> [Goal]:
Copy each line below in which the word "name" occurs.

[Source records]
──────────────────────────────
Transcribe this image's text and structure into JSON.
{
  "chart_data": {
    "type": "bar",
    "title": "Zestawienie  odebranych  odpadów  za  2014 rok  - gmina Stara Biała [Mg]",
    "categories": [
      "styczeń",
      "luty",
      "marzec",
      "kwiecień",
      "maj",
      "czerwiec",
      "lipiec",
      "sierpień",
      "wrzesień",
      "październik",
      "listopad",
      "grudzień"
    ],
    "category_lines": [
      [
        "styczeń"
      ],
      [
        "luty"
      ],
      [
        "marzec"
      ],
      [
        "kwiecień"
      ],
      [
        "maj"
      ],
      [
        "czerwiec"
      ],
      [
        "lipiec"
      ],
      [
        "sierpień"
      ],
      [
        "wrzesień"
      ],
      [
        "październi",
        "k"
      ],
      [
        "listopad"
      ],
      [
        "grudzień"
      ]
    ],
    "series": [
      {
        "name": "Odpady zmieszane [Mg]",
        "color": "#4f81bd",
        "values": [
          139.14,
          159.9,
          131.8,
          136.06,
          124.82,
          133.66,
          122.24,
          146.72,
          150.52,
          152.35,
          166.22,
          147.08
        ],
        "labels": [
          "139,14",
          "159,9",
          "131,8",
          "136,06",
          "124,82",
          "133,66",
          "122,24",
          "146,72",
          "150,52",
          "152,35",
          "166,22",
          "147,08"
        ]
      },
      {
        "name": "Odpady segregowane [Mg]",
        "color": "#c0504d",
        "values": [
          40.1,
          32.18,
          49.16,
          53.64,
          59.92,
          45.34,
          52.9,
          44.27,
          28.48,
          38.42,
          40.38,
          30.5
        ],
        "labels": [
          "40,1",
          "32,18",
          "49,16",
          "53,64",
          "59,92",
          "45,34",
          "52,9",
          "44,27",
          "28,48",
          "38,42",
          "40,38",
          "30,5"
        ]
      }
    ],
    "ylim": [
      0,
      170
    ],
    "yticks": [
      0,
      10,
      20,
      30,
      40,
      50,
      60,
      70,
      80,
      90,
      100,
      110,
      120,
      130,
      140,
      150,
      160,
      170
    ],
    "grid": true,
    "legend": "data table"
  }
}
──────────────────────────────
> [Final result]:
        "name": "Odpady zmieszane [Mg]",
        "name": "Odpady segregowane [Mg]",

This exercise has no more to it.